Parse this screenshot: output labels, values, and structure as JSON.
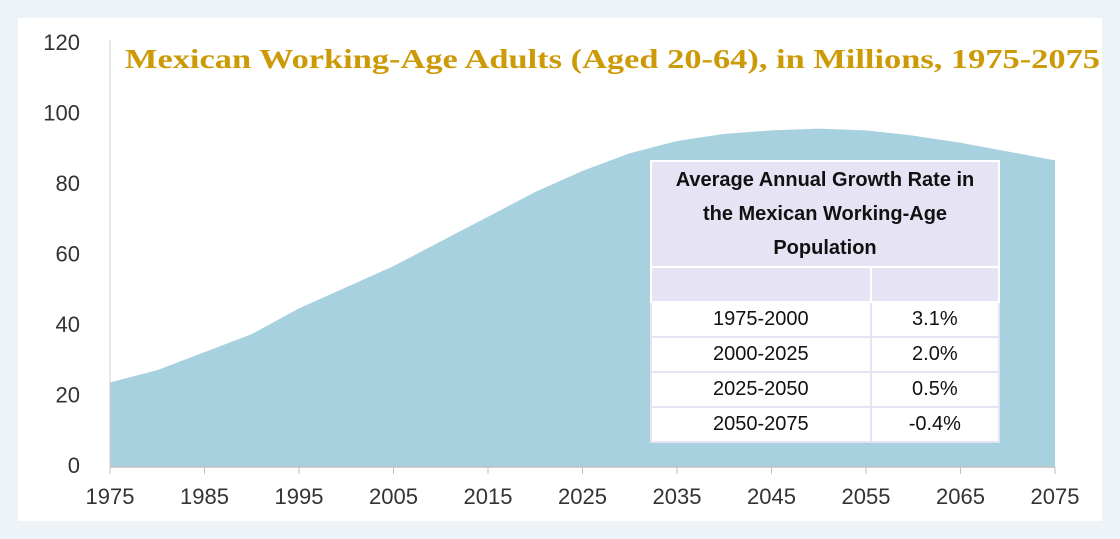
{
  "chart_data": {
    "type": "area",
    "title": "Mexican Working-Age Adults (Aged 20-64), in Millions, 1975-2075",
    "x": [
      1975,
      1980,
      1985,
      1990,
      1995,
      2000,
      2005,
      2010,
      2015,
      2020,
      2025,
      2030,
      2035,
      2040,
      2045,
      2050,
      2055,
      2060,
      2065,
      2070,
      2075
    ],
    "values": [
      24,
      27.5,
      32.6,
      37.7,
      45,
      51,
      57,
      64,
      71,
      78,
      84,
      89,
      92.5,
      94.5,
      95.5,
      96,
      95.5,
      94,
      92,
      89.5,
      87
    ],
    "color": "#a8d1df",
    "xlim": [
      1975,
      2075
    ],
    "xticks": [
      1975,
      1985,
      1995,
      2005,
      2015,
      2025,
      2035,
      2045,
      2055,
      2065,
      2075
    ],
    "ylim": [
      0,
      120
    ],
    "yticks": [
      0,
      20,
      40,
      60,
      80,
      100,
      120
    ]
  },
  "table": {
    "title": "Average Annual Growth Rate in the Mexican Working-Age Population",
    "rows": [
      [
        "1975-2000",
        "3.1%"
      ],
      [
        "2000-2025",
        "2.0%"
      ],
      [
        "2025-2050",
        "0.5%"
      ],
      [
        "2050-2075",
        "-0.4%"
      ]
    ]
  }
}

§ **THE EXERCISE**
Give only the number of lines in the listing above that include the string "title".

§ **RESULT OF THIS EXERCISE**
2